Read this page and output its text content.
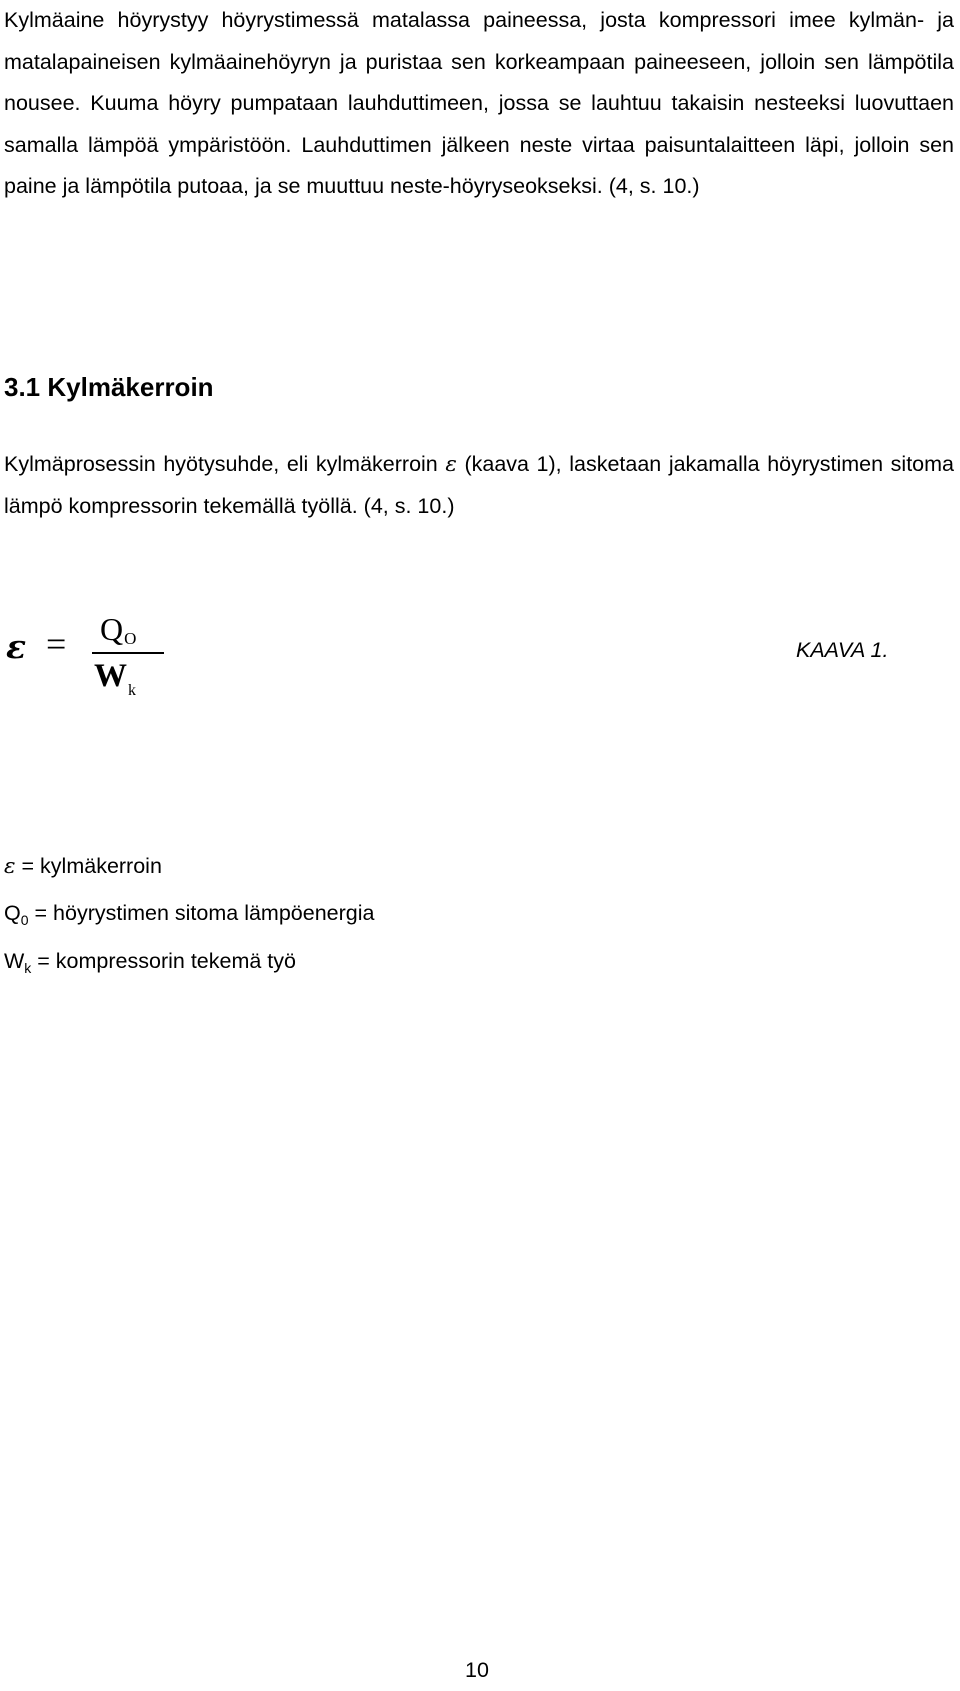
Kylmäaine höyrystyy höyrystimessä matalassa paineessa, josta kompressori imee kylmän- ja matalapaineisen kylmäainehöyryn ja puristaa sen korkeampaan paineeseen, jolloin sen lämpötila nousee. Kuuma höyry pumpataan lauhduttimeen, jossa se lauhtuu takaisin nesteeksi luovuttaen samalla lämpöä ympäristöön. Lauhduttimen jälkeen neste virtaa paisuntalaitteen läpi, jolloin sen paine ja lämpötila putoaa, ja se muuttuu neste-höyryseokseksi. (4, s. 10.)

3.1 Kylmäkerroin

Kylmäprosessin hyötysuhde, eli kylmäkerroin ε (kaava 1), lasketaan jakamalla höyrystimen sitoma lämpö kompressorin tekemällä työllä. (4, s. 10.)

ε = QO
$W_k$
KAAVA 1.
ε = kylmäkerroin
$Q_0$ = höyrystimen sitoma lämpöenergia
$W_k$ = kompressorin tekemä työ
10
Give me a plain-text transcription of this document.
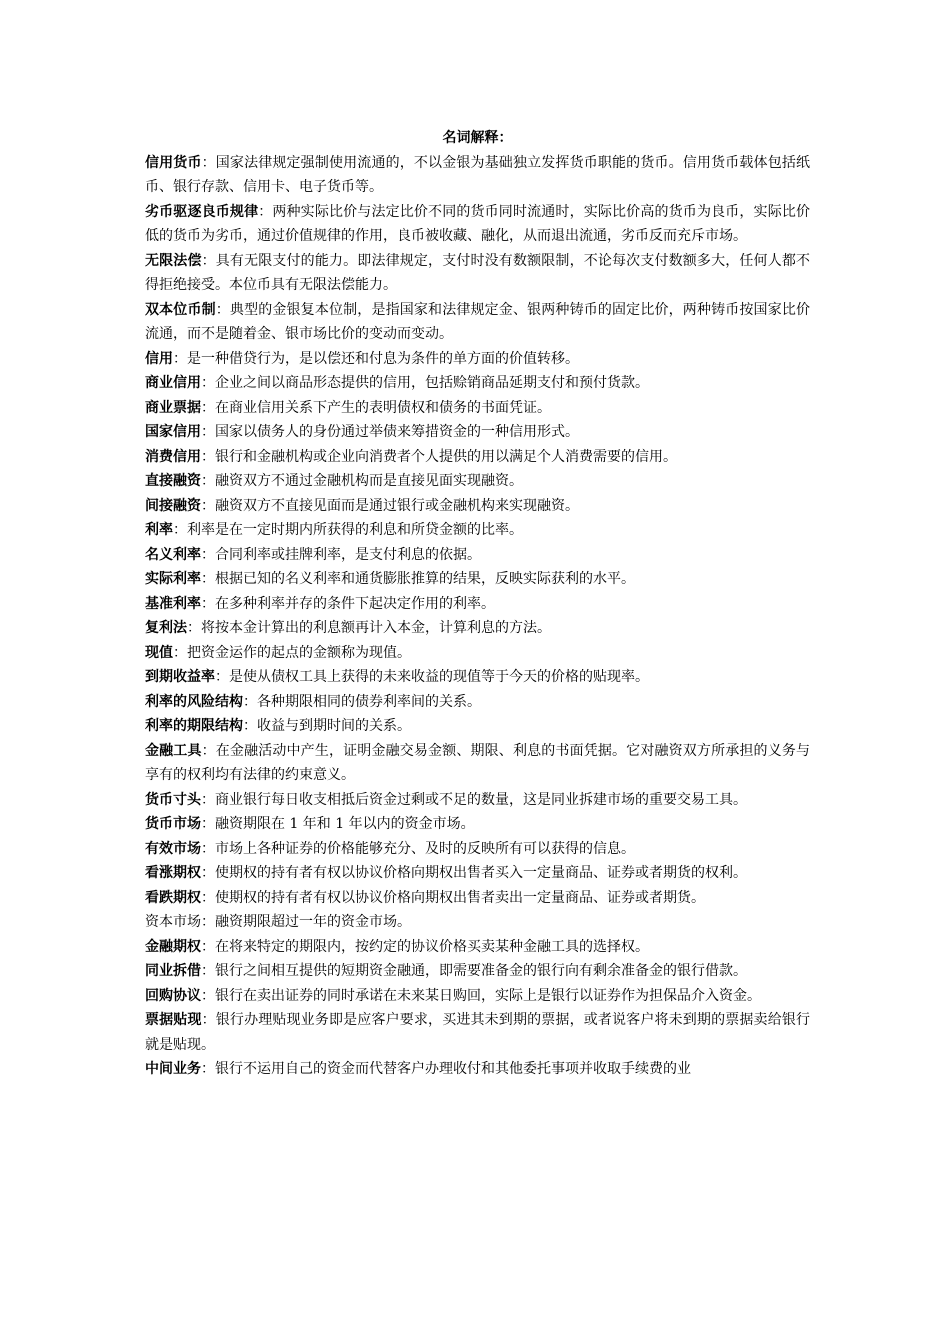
名词解释：

信用货币：国家法律规定强制使用流通的，不以金银为基础独立发挥货币职能的货币。信用货币载体包括纸币、银行存款、信用卡、电子货币等。

劣币驱逐良币规律：两种实际比价与法定比价不同的货币同时流通时，实际比价高的货币为良币，实际比价低的货币为劣币，通过价值规律的作用，良币被收藏、融化，从而退出流通，劣币反而充斥市场。

无限法偿：具有无限支付的能力。即法律规定，支付时没有数额限制，不论每次支付数额多大，任何人都不得拒绝接受。本位币具有无限法偿能力。

双本位币制：典型的金银复本位制，是指国家和法律规定金、银两种铸币的固定比价，两种铸币按国家比价流通，而不是随着金、银市场比价的变动而变动。

信用：是一种借贷行为，是以偿还和付息为条件的单方面的价值转移。

商业信用：企业之间以商品形态提供的信用，包括赊销商品延期支付和预付货款。

商业票据：在商业信用关系下产生的表明债权和债务的书面凭证。

国家信用：国家以债务人的身份通过举债来筹措资金的一种信用形式。

消费信用：银行和金融机构或企业向消费者个人提供的用以满足个人消费需要的信用。

直接融资：融资双方不通过金融机构而是直接见面实现融资。

间接融资：融资双方不直接见面而是通过银行或金融机构来实现融资。

利率：利率是在一定时期内所获得的利息和所贷金额的比率。

名义利率：合同利率或挂牌利率，是支付利息的依据。

实际利率：根据已知的名义利率和通货膨胀推算的结果，反映实际获利的水平。

基准利率：在多种利率并存的条件下起决定作用的利率。

复利法：将按本金计算出的利息额再计入本金，计算利息的方法。

现值：把资金运作的起点的金额称为现值。

到期收益率：是使从债权工具上获得的未来收益的现值等于今天的价格的贴现率。

利率的风险结构：各种期限相同的债券利率间的关系。

利率的期限结构：收益与到期时间的关系。

金融工具：在金融活动中产生，证明金融交易金额、期限、利息的书面凭据。它对融资双方所承担的义务与享有的权利均有法律的约束意义。

货币寸头：商业银行每日收支相抵后资金过剩或不足的数量，这是同业拆建市场的重要交易工具。

货币市场：融资期限在 1 年和 1 年以内的资金市场。

有效市场：市场上各种证券的价格能够充分、及时的反映所有可以获得的信息。

看涨期权：使期权的持有者有权以协议价格向期权出售者买入一定量商品、证券或者期货的权利。

看跌期权：使期权的持有者有权以协议价格向期权出售者卖出一定量商品、证券或者期货。

资本市场：融资期限超过一年的资金市场。

金融期权：在将来特定的期限内，按约定的协议价格买卖某种金融工具的选择权。

同业拆借：银行之间相互提供的短期资金融通，即需要准备金的银行向有剩余准备金的银行借款。

回购协议：银行在卖出证券的同时承诺在未来某日购回，实际上是银行以证券作为担保品介入资金。

票据贴现：银行办理贴现业务即是应客户要求，买进其未到期的票据，或者说客户将未到期的票据卖给银行就是贴现。

中间业务：银行不运用自己的资金而代替客户办理收付和其他委托事项并收取手续费的业
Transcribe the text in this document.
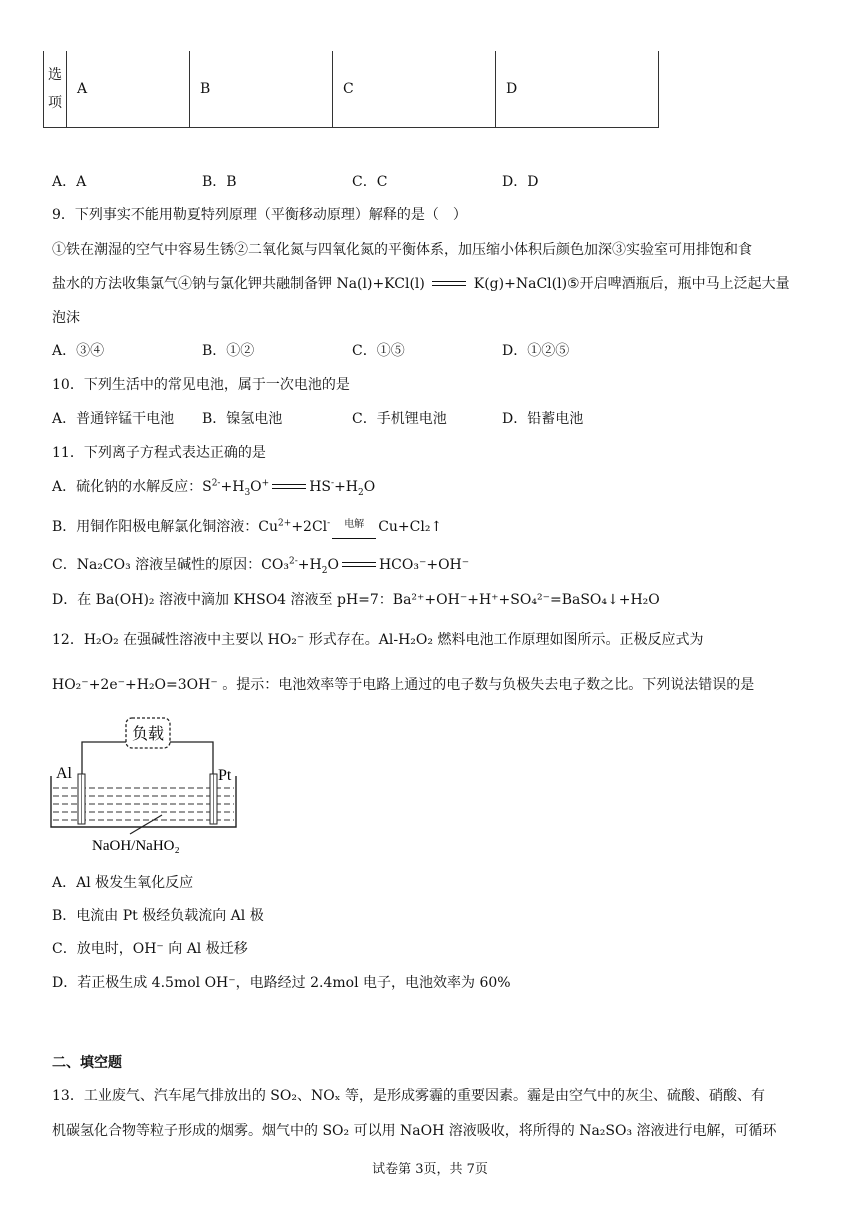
选
项	A	B	C	D
A．A	B．B	C．C	D．D
9．下列事实不能用勒夏特列原理（平衡移动原理）解释的是（　）
①铁在潮湿的空气中容易生锈②二氧化氮与四氧化氮的平衡体系，加压缩小体积后颜色加深③实验室可用排饱和食
盐水的方法收集氯气④钠与氯化钾共融制备钾 Na(l)+KCl(l)	K(g)+NaCl(l)⑤开启啤酒瓶后，瓶中马上泛起大量
泡沫
A．③④	B．①②	C．①⑤	D．①②⑤
10．下列生活中的常见电池，属于一次电池的是
A．普通锌锰干电池 B．镍氢电池	C．手机锂电池	D．铅蓄电池
11．下列离子方程式表达正确的是
A．硫化钠的水解反应：$S^{2-}+H_3O^+$	$HS^-+H_2O$
B．用铜作阳极电解氯化铜溶液：$Cu^{2+}+2Cl^-$ 电解 Cu+Cl₂↑
C．Na₂CO₃ 溶液呈碱性的原因：$CO_3^{2-}+H_2O$	HCO₃⁻+OH⁻
D．在 Ba(OH)₂ 溶液中滴加 KHSO4 溶液至 pH=7：Ba²⁺+OH⁻+H⁺+SO₄²⁻=BaSO₄↓+H₂O
12．H₂O₂ 在强碱性溶液中主要以 HO₂⁻ 形式存在。Al-H₂O₂ 燃料电池工作原理如图所示。正极反应式为
HO₂⁻+2e⁻+H₂O=3OH⁻ 。提示：电池效率等于电路上通过的电子数与负极失去电子数之比。下列说法错误的是
负载
Al	Pt
NaOH/NaHO₂
A．Al 极发生氧化反应
B．电流由 Pt 极经负载流向 Al 极
C．放电时，OH⁻ 向 Al 极迁移
D．若正极生成 4.5mol OH⁻，电路经过 2.4mol 电子，电池效率为 60%
二、填空题
13．工业废气、汽车尾气排放出的 SO₂、NOₓ 等，是形成雾霾的重要因素。霾是由空气中的灰尘、硫酸、硝酸、有
机碳氢化合物等粒子形成的烟雾。烟气中的 SO₂ 可以用 NaOH 溶液吸收，将所得的 Na₂SO₃ 溶液进行电解，可循环
试卷第 3页，共 7页
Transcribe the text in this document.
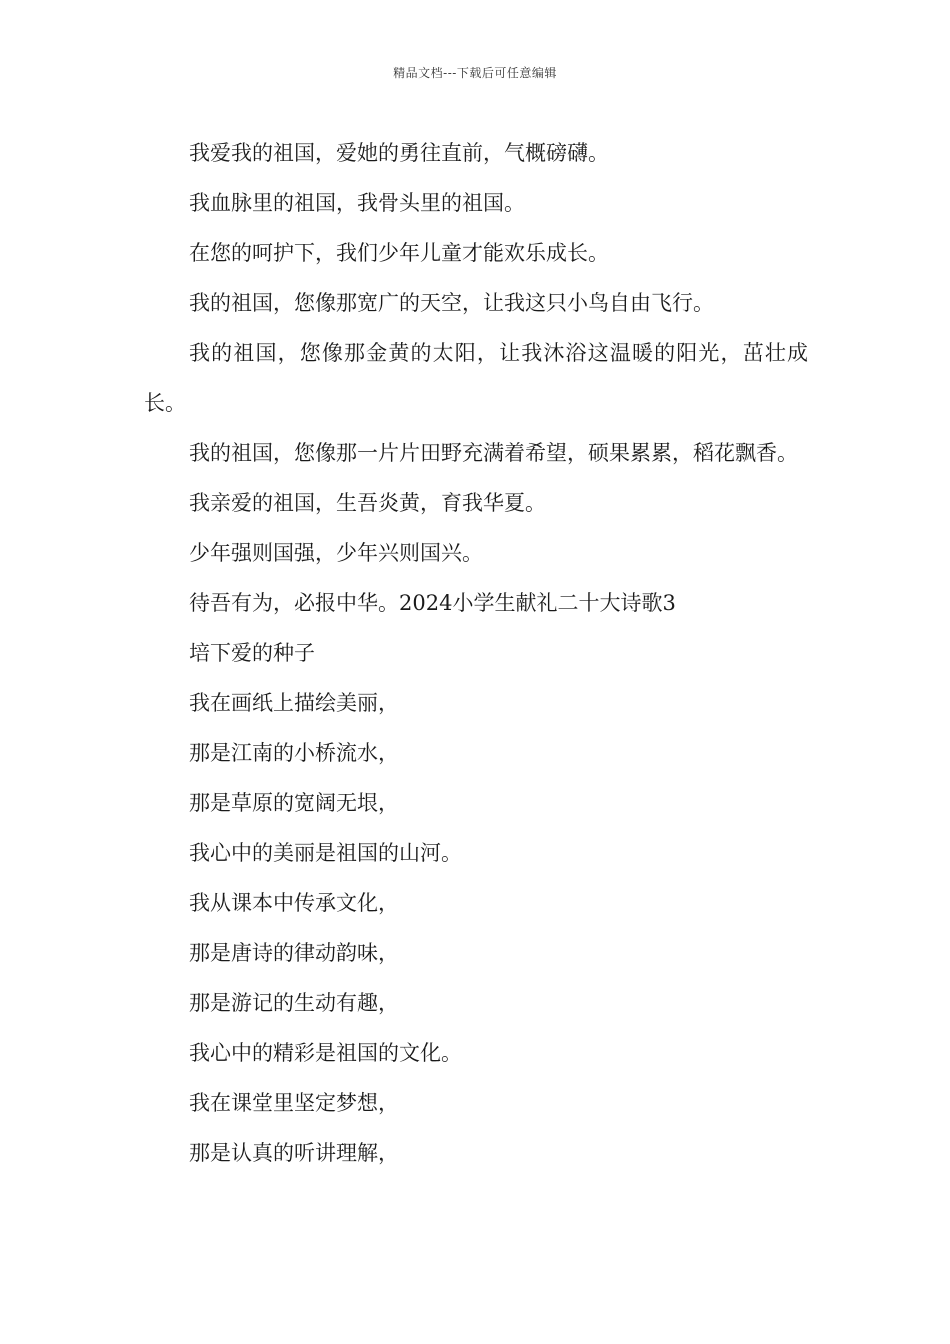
精品文档---下载后可任意编辑

我爱我的祖国，爱她的勇往直前，气概磅礴。

我血脉里的祖国，我骨头里的祖国。

在您的呵护下，我们少年儿童才能欢乐成长。

我的祖国，您像那宽广的天空，让我这只小鸟自由飞行。

我的祖国，您像那金黄的太阳，让我沐浴这温暖的阳光，茁壮成长。

我的祖国，您像那一片片田野充满着希望，硕果累累，稻花飘香。

我亲爱的祖国，生吾炎黄，育我华夏。

少年强则国强，少年兴则国兴。

待吾有为，必报中华。2024小学生献礼二十大诗歌3

培下爱的种子

我在画纸上描绘美丽，

那是江南的小桥流水，

那是草原的宽阔无垠，

我心中的美丽是祖国的山河。

我从课本中传承文化，

那是唐诗的律动韵味，

那是游记的生动有趣，

我心中的精彩是祖国的文化。

我在课堂里坚定梦想，

那是认真的听讲理解，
========================
Repeat all of the data above word for word, minus the pictures.

Read this page and output its text content.
Kylmäaine höyrystyy höyrystimessä matalassa paineessa, josta kompressori imee kylmän- ja matalapaineisen kylmäainehöyryn ja puristaa sen korkeampaan paineeseen, jolloin sen lämpötila nousee. Kuuma höyry pumpataan lauhduttimeen, jossa se lauhtuu takaisin nesteeksi luovuttaen samalla lämpöä ympäristöön. Lauhduttimen jälkeen neste virtaa paisuntalaitteen läpi, jolloin sen paine ja lämpötila putoaa, ja se muuttuu neste-höyryseokseksi. (4, s. 10.)

3.1 Kylmäkerroin

Kylmäprosessin hyötysuhde, eli kylmäkerroin ε (kaava 1), lasketaan jakamalla höyrystimen sitoma lämpö kompressorin tekemällä työllä. (4, s. 10.)

ε = QO
$W_k$
KAAVA 1.
ε = kylmäkerroin
$Q_0$ = höyrystimen sitoma lämpöenergia
$W_k$ = kompressorin tekemä työ
10
Give me a plain-text transcription of this document.
名词解释：

信用货币：国家法律规定强制使用流通的，不以金银为基础独立发挥货币职能的货币。信用货币载体包括纸币、银行存款、信用卡、电子货币等。

劣币驱逐良币规律：两种实际比价与法定比价不同的货币同时流通时，实际比价高的货币为良币，实际比价低的货币为劣币，通过价值规律的作用，良币被收藏、融化，从而退出流通，劣币反而充斥市场。

无限法偿：具有无限支付的能力。即法律规定，支付时没有数额限制，不论每次支付数额多大，任何人都不得拒绝接受。本位币具有无限法偿能力。

双本位币制：典型的金银复本位制，是指国家和法律规定金、银两种铸币的固定比价，两种铸币按国家比价流通，而不是随着金、银市场比价的变动而变动。

信用：是一种借贷行为，是以偿还和付息为条件的单方面的价值转移。

商业信用：企业之间以商品形态提供的信用，包括赊销商品延期支付和预付货款。

商业票据：在商业信用关系下产生的表明债权和债务的书面凭证。

国家信用：国家以债务人的身份通过举债来筹措资金的一种信用形式。

消费信用：银行和金融机构或企业向消费者个人提供的用以满足个人消费需要的信用。

直接融资：融资双方不通过金融机构而是直接见面实现融资。

间接融资：融资双方不直接见面而是通过银行或金融机构来实现融资。

利率：利率是在一定时期内所获得的利息和所贷金额的比率。

名义利率：合同利率或挂牌利率，是支付利息的依据。

实际利率：根据已知的名义利率和通货膨胀推算的结果，反映实际获利的水平。

基准利率：在多种利率并存的条件下起决定作用的利率。

复利法：将按本金计算出的利息额再计入本金，计算利息的方法。

现值：把资金运作的起点的金额称为现值。

到期收益率：是使从债权工具上获得的未来收益的现值等于今天的价格的贴现率。

利率的风险结构：各种期限相同的债券利率间的关系。

利率的期限结构：收益与到期时间的关系。

金融工具：在金融活动中产生，证明金融交易金额、期限、利息的书面凭据。它对融资双方所承担的义务与享有的权利均有法律的约束意义。

货币寸头：商业银行每日收支相抵后资金过剩或不足的数量，这是同业拆建市场的重要交易工具。

货币市场：融资期限在 1 年和 1 年以内的资金市场。

有效市场：市场上各种证券的价格能够充分、及时的反映所有可以获得的信息。

看涨期权：使期权的持有者有权以协议价格向期权出售者买入一定量商品、证券或者期货的权利。

看跌期权：使期权的持有者有权以协议价格向期权出售者卖出一定量商品、证券或者期货。

资本市场：融资期限超过一年的资金市场。

金融期权：在将来特定的期限内，按约定的协议价格买卖某种金融工具的选择权。

同业拆借：银行之间相互提供的短期资金融通，即需要准备金的银行向有剩余准备金的银行借款。

回购协议：银行在卖出证券的同时承诺在未来某日购回，实际上是银行以证券作为担保品介入资金。

票据贴现：银行办理贴现业务即是应客户要求，买进其未到期的票据，或者说客户将未到期的票据卖给银行就是贴现。

中间业务：银行不运用自己的资金而代替客户办理收付和其他委托事项并收取手续费的业
Transcribe the text in this document.
选
项	A	B	C	D
A．A	B．B	C．C	D．D
9．下列事实不能用勒夏特列原理（平衡移动原理）解释的是（　）
①铁在潮湿的空气中容易生锈②二氧化氮与四氧化氮的平衡体系，加压缩小体积后颜色加深③实验室可用排饱和食
盐水的方法收集氯气④钠与氯化钾共融制备钾 Na(l)+KCl(l)	K(g)+NaCl(l)⑤开启啤酒瓶后，瓶中马上泛起大量
泡沫
A．③④	B．①②	C．①⑤	D．①②⑤
10．下列生活中的常见电池，属于一次电池的是
A．普通锌锰干电池 B．镍氢电池	C．手机锂电池	D．铅蓄电池
11．下列离子方程式表达正确的是
A．硫化钠的水解反应：$S^{2-}+H_3O^+$	$HS^-+H_2O$
B．用铜作阳极电解氯化铜溶液：$Cu^{2+}+2Cl^-$ 电解 Cu+Cl₂↑
C．Na₂CO₃ 溶液呈碱性的原因：$CO_3^{2-}+H_2O$	HCO₃⁻+OH⁻
D．在 Ba(OH)₂ 溶液中滴加 KHSO4 溶液至 pH=7：Ba²⁺+OH⁻+H⁺+SO₄²⁻=BaSO₄↓+H₂O
12．H₂O₂ 在强碱性溶液中主要以 HO₂⁻ 形式存在。Al-H₂O₂ 燃料电池工作原理如图所示。正极反应式为
HO₂⁻+2e⁻+H₂O=3OH⁻ 。提示：电池效率等于电路上通过的电子数与负极失去电子数之比。下列说法错误的是
负载
Al	Pt
NaOH/NaHO₂
A．Al 极发生氧化反应
B．电流由 Pt 极经负载流向 Al 极
C．放电时，OH⁻ 向 Al 极迁移
D．若正极生成 4.5mol OH⁻，电路经过 2.4mol 电子，电池效率为 60%
二、填空题
13．工业废气、汽车尾气排放出的 SO₂、NOₓ 等，是形成雾霾的重要因素。霾是由空气中的灰尘、硫酸、硝酸、有
机碳氢化合物等粒子形成的烟雾。烟气中的 SO₂ 可以用 NaOH 溶液吸收，将所得的 Na₂SO₃ 溶液进行电解，可循环
试卷第 3页，共 7页
Transcribe the text in this document.
精品文档---下载后可任意编辑

我爱我的祖国，爱她的勇往直前，气概磅礴。

我血脉里的祖国，我骨头里的祖国。

在您的呵护下，我们少年儿童才能欢乐成长。

我的祖国，您像那宽广的天空，让我这只小鸟自由飞行。

我的祖国，您像那金黄的太阳，让我沐浴这温暖的阳光，茁壮成长。

我的祖国，您像那一片片田野充满着希望，硕果累累，稻花飘香。

我亲爱的祖国，生吾炎黄，育我华夏。

少年强则国强，少年兴则国兴。

待吾有为，必报中华。2024小学生献礼二十大诗歌3

培下爱的种子

我在画纸上描绘美丽，

那是江南的小桥流水，

那是草原的宽阔无垠，

我心中的美丽是祖国的山河。

我从课本中传承文化，

那是唐诗的律动韵味，

那是游记的生动有趣，

我心中的精彩是祖国的文化。

我在课堂里坚定梦想，

那是认真的听讲理解，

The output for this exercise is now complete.